## TASK DESCRIPTION
Repeat every record below exactly, but leave out any pictures.

(Dataset items)
□ □ □ □ □ □ □

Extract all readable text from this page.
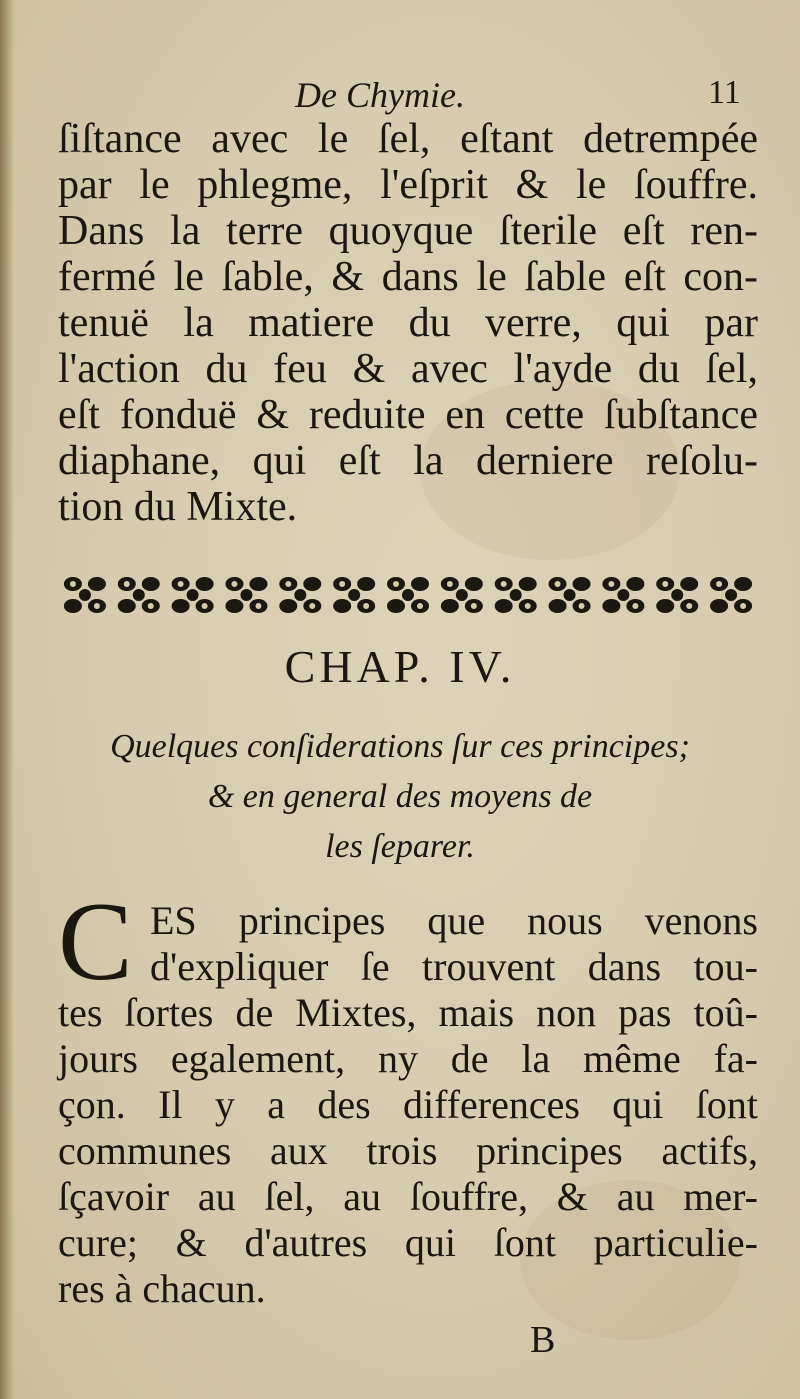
De Chymie.	11
ſiſtance avec le ſel, eſtant detrempée
par le phlegme, l'eſprit & le ſouffre.
Dans la terre quoyque ſterile eſt ren-
fermé le ſable, & dans le ſable eſt con-
tenuë la matiere du verre, qui par
l'action du feu & avec l'ayde du ſel,
eſt fonduë & reduite en cette ſubſtance
diaphane, qui eſt la derniere reſolu-
tion du Mixte.
CHAP. IV.
Quelques conſiderations ſur ces principes;
& en general des moyens de
les ſeparer.
C ES principes que nous venons
d'expliquer ſe trouvent dans tou-
tes ſortes de Mixtes, mais non pas toû-
jours egalement, ny de la même fa-
çon. Il y a des differences qui ſont
communes aux trois principes actifs,
ſçavoir au ſel, au ſouffre, & au mer-
cure; & d'autres qui ſont particulie-
res à chacun.
B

□ □ □ □ □ □ □

## ANSWER TO THE EXERCISE
Extract all readable text from this page.
De Chymie.	11
ſiſtance avec le ſel, eſtant detrempée
par le phlegme, l'eſprit & le ſouffre.
Dans la terre quoyque ſterile eſt ren-
fermé le ſable, & dans le ſable eſt con-
tenuë la matiere du verre, qui par
l'action du feu & avec l'ayde du ſel,
eſt fonduë & reduite en cette ſubſtance
diaphane, qui eſt la derniere reſolu-
tion du Mixte.
CHAP. IV.
Quelques conſiderations ſur ces principes;
& en general des moyens de
les ſeparer.
C ES principes que nous venons
d'expliquer ſe trouvent dans tou-
tes ſortes de Mixtes, mais non pas toû-
jours egalement, ny de la même fa-
çon. Il y a des differences qui ſont
communes aux trois principes actifs,
ſçavoir au ſel, au ſouffre, & au mer-
cure; & d'autres qui ſont particulie-
res à chacun.
B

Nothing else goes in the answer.